Please collect every line of the material below that contains the string "series", matching case exactly, and copy each one out.

╭─ Dataset records

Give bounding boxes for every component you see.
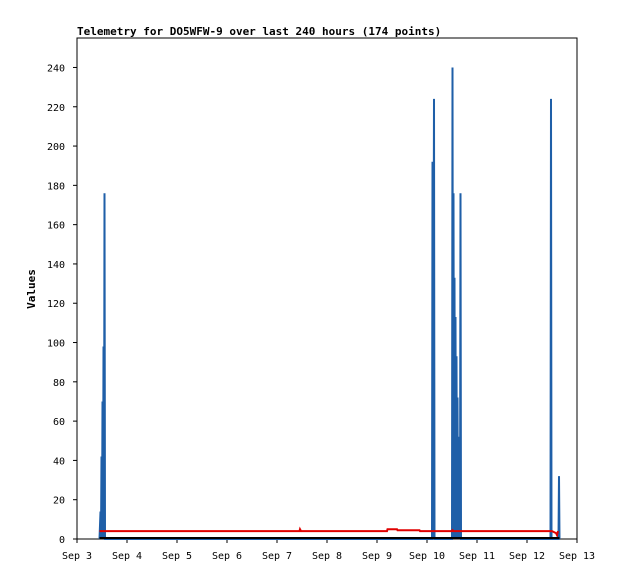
y-tick-label: 140 xyxy=(47,260,65,271)
x-tick-label: Sep 13 xyxy=(559,551,595,562)
plot-area xyxy=(76,37,578,540)
y-tick-label: 240 xyxy=(47,63,65,74)
y-tick-label: 200 xyxy=(47,142,65,153)
chart-title: Telemetry for DO5WFW-9 over last 240 hou… xyxy=(77,25,441,38)
y-tick-label: 120 xyxy=(47,299,65,310)
y-axis-ticks: 0 20 40 60 80 100 120 140 160 180 200 220 240 xyxy=(47,63,77,546)
y-tick-label: 40 xyxy=(53,456,65,467)
x-tick-label: Sep 12 xyxy=(509,551,545,562)
y-tick-label: 180 xyxy=(47,181,65,192)
x-axis-ticks: Sep 3 Sep 4 Sep 5 Sep 6 Sep 7 Sep 8 Sep 9 Sep 1… xyxy=(62,539,595,562)
y-axis-label: Values xyxy=(25,269,38,309)
y-tick-label: 20 xyxy=(53,496,65,507)
x-tick-label: Sep 3 xyxy=(62,551,92,562)
y-tick-label: 100 xyxy=(47,339,65,350)
y-tick-label: 220 xyxy=(47,103,65,114)
y-tick-label: 60 xyxy=(53,417,65,428)
series-layer xyxy=(98,67,561,540)
y-tick-label: 80 xyxy=(53,378,65,389)
x-tick-label: Sep 11 xyxy=(459,551,495,562)
x-tick-label: Sep 5 xyxy=(162,551,192,562)
x-tick-label: Sep 7 xyxy=(262,551,292,562)
x-tick-label: Sep 10 xyxy=(409,551,445,562)
y-tick-label: 0 xyxy=(59,535,65,546)
y-tick-label: 160 xyxy=(47,221,65,232)
series-line-2 xyxy=(99,526,559,538)
x-tick-label: Sep 6 xyxy=(212,551,242,562)
x-tick-label: Sep 8 xyxy=(312,551,342,562)
x-tick-label: Sep 4 xyxy=(112,551,142,562)
x-tick-label: Sep 9 xyxy=(362,551,392,562)
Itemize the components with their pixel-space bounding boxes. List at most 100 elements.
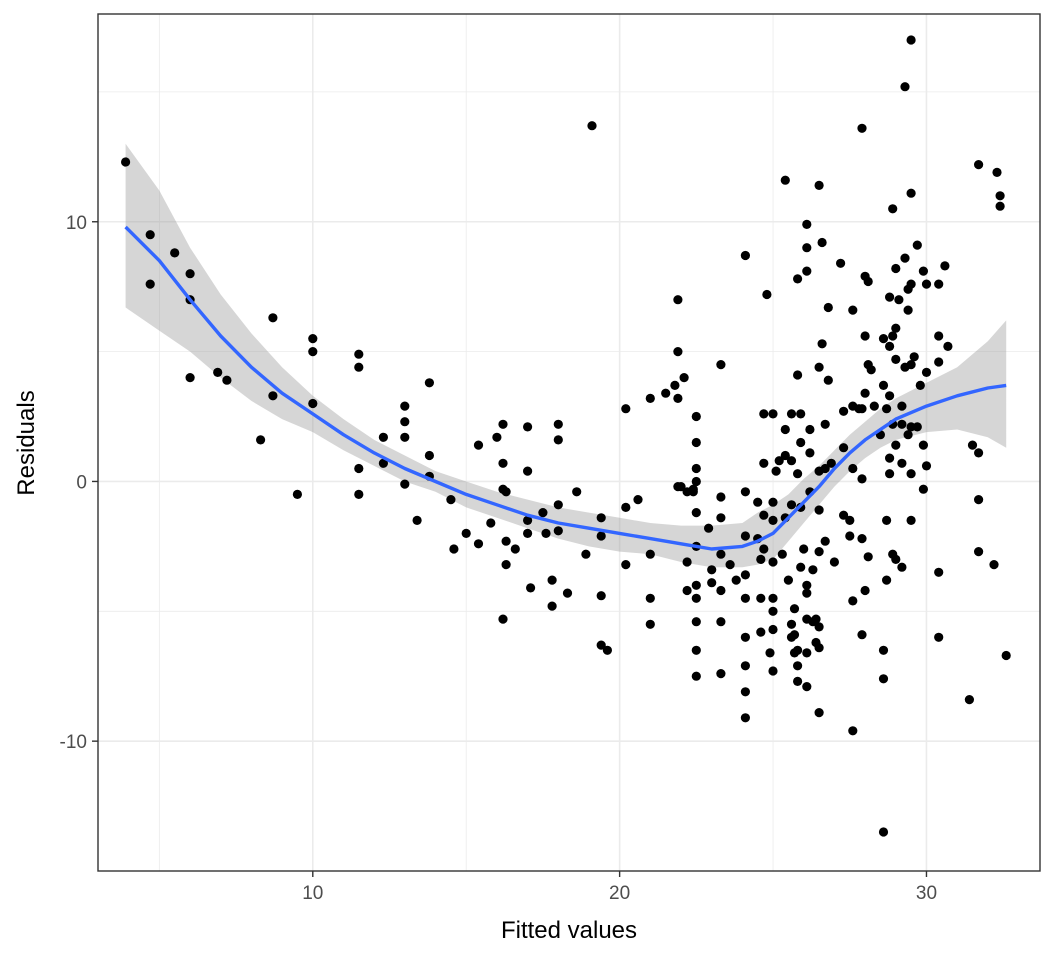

╰─

Task response:
series-layer xyxy=(98,67,561,540)
series-line-2 xyxy=(99,526,559,538)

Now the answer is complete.